-- START Exercise input --

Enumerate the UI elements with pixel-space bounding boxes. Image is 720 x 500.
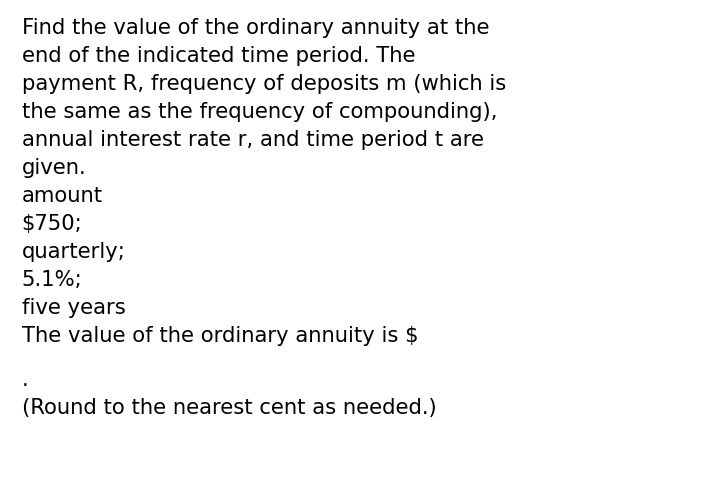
Text: 5.1%;: 5.1%;	[22, 270, 82, 290]
Text: the same as the frequency of compounding),: the same as the frequency of compounding…	[22, 102, 497, 122]
Text: five years: five years	[22, 298, 125, 318]
Text: annual interest rate r, and time period t are: annual interest rate r, and time period …	[22, 130, 484, 150]
Text: .: .	[22, 370, 28, 390]
Text: (Round to the nearest cent as needed.): (Round to the nearest cent as needed.)	[22, 398, 436, 418]
Text: amount: amount	[22, 186, 103, 206]
Text: end of the indicated time period. The: end of the indicated time period. The	[22, 46, 415, 66]
Text: $750;: $750;	[22, 214, 82, 234]
Text: given.: given.	[22, 158, 86, 178]
Text: quarterly;: quarterly;	[22, 242, 125, 262]
Text: payment R, frequency of deposits m (which is: payment R, frequency of deposits m (whic…	[22, 74, 506, 94]
Text: Find the value of the ordinary annuity at the: Find the value of the ordinary annuity a…	[22, 18, 489, 38]
Text: The value of the ordinary annuity is $: The value of the ordinary annuity is $	[22, 326, 418, 346]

-- END Exercise input --

■ Directive
Please put the lines into a Markdown table with the columns No. and Line. Begin at the line that contains "270, 82, 290]", stop after the line that contains "186, 103, 206]", number each line, and leave out blank ones.

■ The result
| No. | Line |
|---|---|
| 1 | Text: 5.1%;: 5.1%;	[22, 270, 82, 290] |
| 2 | Text: the same as the frequency of compounding),: the same as the frequency of compounding…	[22, 102, 497, 122] |
| 3 | Text: five years: five years	[22, 298, 125, 318] |
| 4 | Text: annual interest rate r, and time period t are: annual interest rate r, and time period …	[22, 130, 484, 150] |
| 5 | Text: .: .	[22, 370, 28, 390] |
| 6 | Text: (Round to the nearest cent as needed.): (Round to the nearest cent as needed.)	[22, 398, 436, 418] |
| 7 | Text: amount: amount	[22, 186, 103, 206] |